Below are entries to be transcribed exactly; exclude the pictures from the copy.
##### Listed entries #####
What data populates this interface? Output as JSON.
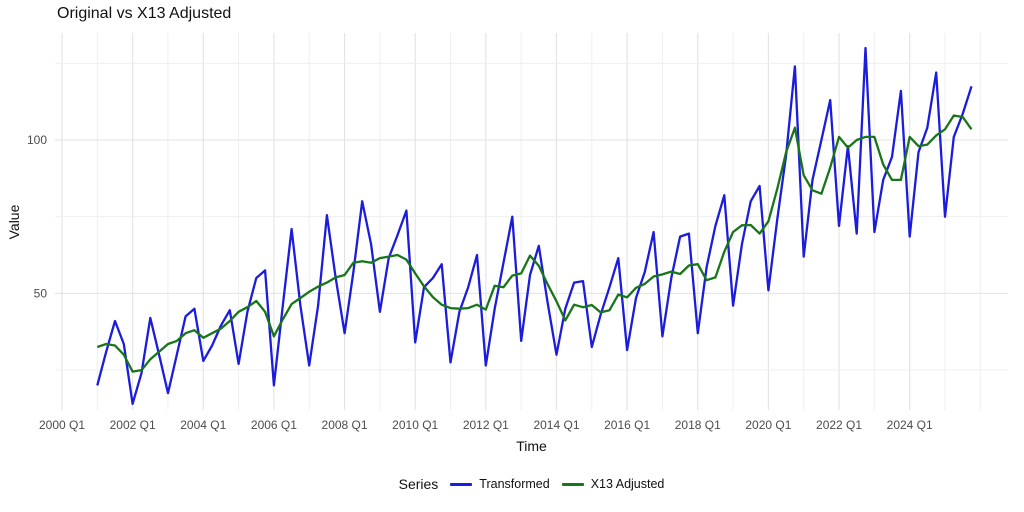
{
  "title": "Original vs X13 Adjusted",
  "axes": {
    "x_label": "Time",
    "y_label": "Value"
  },
  "legend": {
    "title": "Series",
    "position": "bottom"
  },
  "colors": {
    "background": "#ffffff",
    "grid_major": "#e3e3e3",
    "grid_minor": "#efefef",
    "tick_text": "#4d4d4d",
    "title_text": "#111111"
  },
  "chart_data": {
    "type": "line",
    "title": "Original vs X13 Adjusted",
    "xlabel": "Time",
    "ylabel": "Value",
    "legend_title": "Series",
    "grid": true,
    "legend_position": "bottom",
    "y_ticks": [
      50,
      100
    ],
    "y_minor_ticks": [
      25,
      75,
      125
    ],
    "x_tick_labels": [
      "2000 Q1",
      "2002 Q1",
      "2004 Q1",
      "2006 Q1",
      "2008 Q1",
      "2010 Q1",
      "2012 Q1",
      "2014 Q1",
      "2016 Q1",
      "2018 Q1",
      "2020 Q1",
      "2022 Q1",
      "2024 Q1"
    ],
    "x_domain_years": [
      1999.8,
      2026.8
    ],
    "ylim": [
      12,
      135
    ],
    "x": [
      "2001 Q1",
      "2001 Q2",
      "2001 Q3",
      "2001 Q4",
      "2002 Q1",
      "2002 Q2",
      "2002 Q3",
      "2002 Q4",
      "2003 Q1",
      "2003 Q2",
      "2003 Q3",
      "2003 Q4",
      "2004 Q1",
      "2004 Q2",
      "2004 Q3",
      "2004 Q4",
      "2005 Q1",
      "2005 Q2",
      "2005 Q3",
      "2005 Q4",
      "2006 Q1",
      "2006 Q2",
      "2006 Q3",
      "2006 Q4",
      "2007 Q1",
      "2007 Q2",
      "2007 Q3",
      "2007 Q4",
      "2008 Q1",
      "2008 Q2",
      "2008 Q3",
      "2008 Q4",
      "2009 Q1",
      "2009 Q2",
      "2009 Q3",
      "2009 Q4",
      "2010 Q1",
      "2010 Q2",
      "2010 Q3",
      "2010 Q4",
      "2011 Q1",
      "2011 Q2",
      "2011 Q3",
      "2011 Q4",
      "2012 Q1",
      "2012 Q2",
      "2012 Q3",
      "2012 Q4",
      "2013 Q1",
      "2013 Q2",
      "2013 Q3",
      "2013 Q4",
      "2014 Q1",
      "2014 Q2",
      "2014 Q3",
      "2014 Q4",
      "2015 Q1",
      "2015 Q2",
      "2015 Q3",
      "2015 Q4",
      "2016 Q1",
      "2016 Q2",
      "2016 Q3",
      "2016 Q4",
      "2017 Q1",
      "2017 Q2",
      "2017 Q3",
      "2017 Q4",
      "2018 Q1",
      "2018 Q2",
      "2018 Q3",
      "2018 Q4",
      "2019 Q1",
      "2019 Q2",
      "2019 Q3",
      "2019 Q4",
      "2020 Q1",
      "2020 Q2",
      "2020 Q3",
      "2020 Q4",
      "2021 Q1",
      "2021 Q2",
      "2021 Q3",
      "2021 Q4",
      "2022 Q1",
      "2022 Q2",
      "2022 Q3",
      "2022 Q4",
      "2023 Q1",
      "2023 Q2",
      "2023 Q3",
      "2023 Q4",
      "2024 Q1",
      "2024 Q2",
      "2024 Q3",
      "2024 Q4",
      "2025 Q1",
      "2025 Q2",
      "2025 Q3",
      "2025 Q4"
    ],
    "series": [
      {
        "name": "Transformed",
        "color": "#1c1cdc",
        "values": [
          20,
          31,
          41,
          33.5,
          14,
          24,
          42,
          30,
          17.5,
          30,
          42.5,
          45,
          28,
          33,
          39.5,
          44.5,
          27,
          44,
          55,
          57.5,
          20,
          46,
          71,
          46,
          26.5,
          46,
          75.5,
          55,
          37,
          57,
          80,
          66,
          44,
          61.5,
          69,
          77,
          34,
          52,
          55,
          59.5,
          27.5,
          44,
          52,
          62.5,
          26.5,
          45,
          60,
          75,
          34.5,
          56,
          65.5,
          47,
          30,
          45,
          53.5,
          54,
          32.5,
          43,
          52,
          61.5,
          31.5,
          48.5,
          57,
          70,
          36,
          55,
          68.5,
          69.5,
          37,
          58.5,
          72,
          82,
          46,
          66,
          80,
          85,
          51,
          74,
          95,
          124,
          62,
          87,
          100,
          113,
          72,
          98,
          69.5,
          130,
          70,
          87,
          94.5,
          116,
          68.5,
          96,
          104,
          122,
          75,
          101,
          108.5,
          117.5
        ]
      },
      {
        "name": "X13 Adjusted",
        "color": "#197519",
        "values": [
          32.5,
          33.5,
          33,
          30,
          24.5,
          25,
          28.5,
          31,
          33.5,
          34.5,
          37,
          38,
          35.5,
          37,
          38.5,
          41,
          44,
          45.5,
          47.5,
          44,
          36,
          41.5,
          46.5,
          48.5,
          50.5,
          52.2,
          53.5,
          55.2,
          56,
          60,
          60.5,
          60,
          61.5,
          62,
          62.5,
          61,
          56.5,
          52.3,
          48.8,
          46.3,
          45.2,
          45,
          45.2,
          46.3,
          44.7,
          52.5,
          52,
          55.8,
          56.5,
          62.3,
          59,
          53,
          47.4,
          41.2,
          46.3,
          45.5,
          46.2,
          43.8,
          44.5,
          49.6,
          48.7,
          51.8,
          53.1,
          55.5,
          56.2,
          57.1,
          56.3,
          59.1,
          59.5,
          54.3,
          55.2,
          63.6,
          70,
          72.2,
          72.3,
          69.5,
          73.5,
          84,
          96,
          104,
          88.5,
          83.6,
          82.5,
          91,
          101,
          97.5,
          100,
          101,
          101,
          92,
          87,
          87,
          101,
          98,
          98.5,
          101.5,
          103.5,
          108,
          107.5,
          103.5
        ]
      }
    ]
  }
}
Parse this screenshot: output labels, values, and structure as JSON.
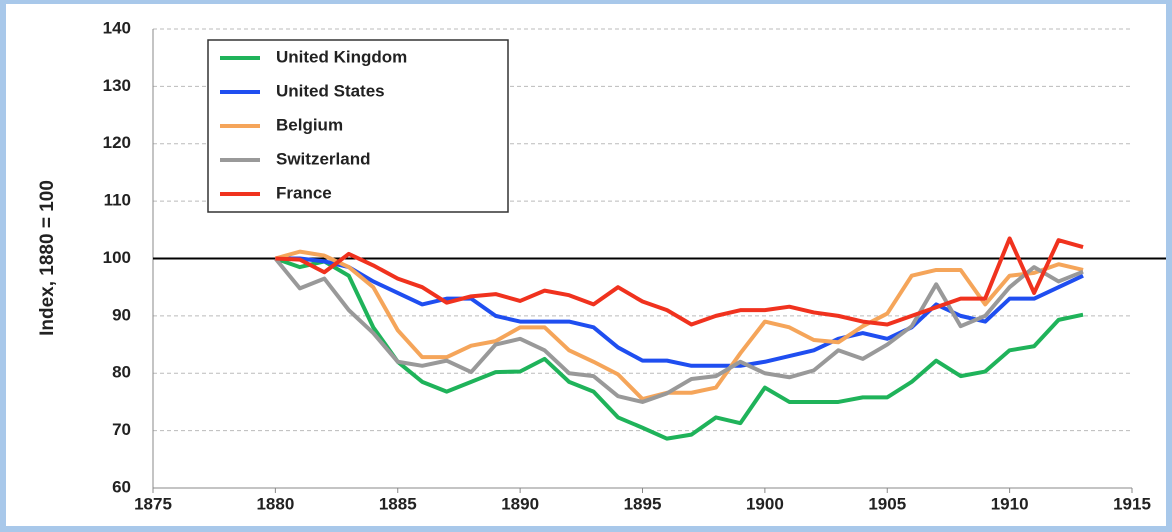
#####
Solution to the exercise.
What data populates this interface? Output as JSON.
{
  "title": "Original vs X13 Adjusted",
  "axes": {
    "x_label": "Time",
    "y_label": "Value"
  },
  "legend": {
    "title": "Series",
    "position": "bottom"
  },
  "colors": {
    "background": "#ffffff",
    "grid_major": "#e3e3e3",
    "grid_minor": "#efefef",
    "tick_text": "#4d4d4d",
    "title_text": "#111111"
  },
  "chart_data": {
    "type": "line",
    "title": "Original vs X13 Adjusted",
    "xlabel": "Time",
    "ylabel": "Value",
    "legend_title": "Series",
    "grid": true,
    "legend_position": "bottom",
    "y_ticks": [
      50,
      100
    ],
    "y_minor_ticks": [
      25,
      75,
      125
    ],
    "x_tick_labels": [
      "2000 Q1",
      "2002 Q1",
      "2004 Q1",
      "2006 Q1",
      "2008 Q1",
      "2010 Q1",
      "2012 Q1",
      "2014 Q1",
      "2016 Q1",
      "2018 Q1",
      "2020 Q1",
      "2022 Q1",
      "2024 Q1"
    ],
    "x_domain_years": [
      1999.8,
      2026.8
    ],
    "ylim": [
      12,
      135
    ],
    "x": [
      "2001 Q1",
      "2001 Q2",
      "2001 Q3",
      "2001 Q4",
      "2002 Q1",
      "2002 Q2",
      "2002 Q3",
      "2002 Q4",
      "2003 Q1",
      "2003 Q2",
      "2003 Q3",
      "2003 Q4",
      "2004 Q1",
      "2004 Q2",
      "2004 Q3",
      "2004 Q4",
      "2005 Q1",
      "2005 Q2",
      "2005 Q3",
      "2005 Q4",
      "2006 Q1",
      "2006 Q2",
      "2006 Q3",
      "2006 Q4",
      "2007 Q1",
      "2007 Q2",
      "2007 Q3",
      "2007 Q4",
      "2008 Q1",
      "2008 Q2",
      "2008 Q3",
      "2008 Q4",
      "2009 Q1",
      "2009 Q2",
      "2009 Q3",
      "2009 Q4",
      "2010 Q1",
      "2010 Q2",
      "2010 Q3",
      "2010 Q4",
      "2011 Q1",
      "2011 Q2",
      "2011 Q3",
      "2011 Q4",
      "2012 Q1",
      "2012 Q2",
      "2012 Q3",
      "2012 Q4",
      "2013 Q1",
      "2013 Q2",
      "2013 Q3",
      "2013 Q4",
      "2014 Q1",
      "2014 Q2",
      "2014 Q3",
      "2014 Q4",
      "2015 Q1",
      "2015 Q2",
      "2015 Q3",
      "2015 Q4",
      "2016 Q1",
      "2016 Q2",
      "2016 Q3",
      "2016 Q4",
      "2017 Q1",
      "2017 Q2",
      "2017 Q3",
      "2017 Q4",
      "2018 Q1",
      "2018 Q2",
      "2018 Q3",
      "2018 Q4",
      "2019 Q1",
      "2019 Q2",
      "2019 Q3",
      "2019 Q4",
      "2020 Q1",
      "2020 Q2",
      "2020 Q3",
      "2020 Q4",
      "2021 Q1",
      "2021 Q2",
      "2021 Q3",
      "2021 Q4",
      "2022 Q1",
      "2022 Q2",
      "2022 Q3",
      "2022 Q4",
      "2023 Q1",
      "2023 Q2",
      "2023 Q3",
      "2023 Q4",
      "2024 Q1",
      "2024 Q2",
      "2024 Q3",
      "2024 Q4",
      "2025 Q1",
      "2025 Q2",
      "2025 Q3",
      "2025 Q4"
    ],
    "series": [
      {
        "name": "Transformed",
        "color": "#1c1cdc",
        "values": [
          20,
          31,
          41,
          33.5,
          14,
          24,
          42,
          30,
          17.5,
          30,
          42.5,
          45,
          28,
          33,
          39.5,
          44.5,
          27,
          44,
          55,
          57.5,
          20,
          46,
          71,
          46,
          26.5,
          46,
          75.5,
          55,
          37,
          57,
          80,
          66,
          44,
          61.5,
          69,
          77,
          34,
          52,
          55,
          59.5,
          27.5,
          44,
          52,
          62.5,
          26.5,
          45,
          60,
          75,
          34.5,
          56,
          65.5,
          47,
          30,
          45,
          53.5,
          54,
          32.5,
          43,
          52,
          61.5,
          31.5,
          48.5,
          57,
          70,
          36,
          55,
          68.5,
          69.5,
          37,
          58.5,
          72,
          82,
          46,
          66,
          80,
          85,
          51,
          74,
          95,
          124,
          62,
          87,
          100,
          113,
          72,
          98,
          69.5,
          130,
          70,
          87,
          94.5,
          116,
          68.5,
          96,
          104,
          122,
          75,
          101,
          108.5,
          117.5
        ]
      },
      {
        "name": "X13 Adjusted",
        "color": "#197519",
        "values": [
          32.5,
          33.5,
          33,
          30,
          24.5,
          25,
          28.5,
          31,
          33.5,
          34.5,
          37,
          38,
          35.5,
          37,
          38.5,
          41,
          44,
          45.5,
          47.5,
          44,
          36,
          41.5,
          46.5,
          48.5,
          50.5,
          52.2,
          53.5,
          55.2,
          56,
          60,
          60.5,
          60,
          61.5,
          62,
          62.5,
          61,
          56.5,
          52.3,
          48.8,
          46.3,
          45.2,
          45,
          45.2,
          46.3,
          44.7,
          52.5,
          52,
          55.8,
          56.5,
          62.3,
          59,
          53,
          47.4,
          41.2,
          46.3,
          45.5,
          46.2,
          43.8,
          44.5,
          49.6,
          48.7,
          51.8,
          53.1,
          55.5,
          56.2,
          57.1,
          56.3,
          59.1,
          59.5,
          54.3,
          55.2,
          63.6,
          70,
          72.2,
          72.3,
          69.5,
          73.5,
          84,
          96,
          104,
          88.5,
          83.6,
          82.5,
          91,
          101,
          97.5,
          100,
          101,
          101,
          92,
          87,
          87,
          101,
          98,
          98.5,
          101.5,
          103.5,
          108,
          107.5,
          103.5
        ]
      }
    ]
  }
}
Parse this screenshot: output labels, values, and structure as JSON.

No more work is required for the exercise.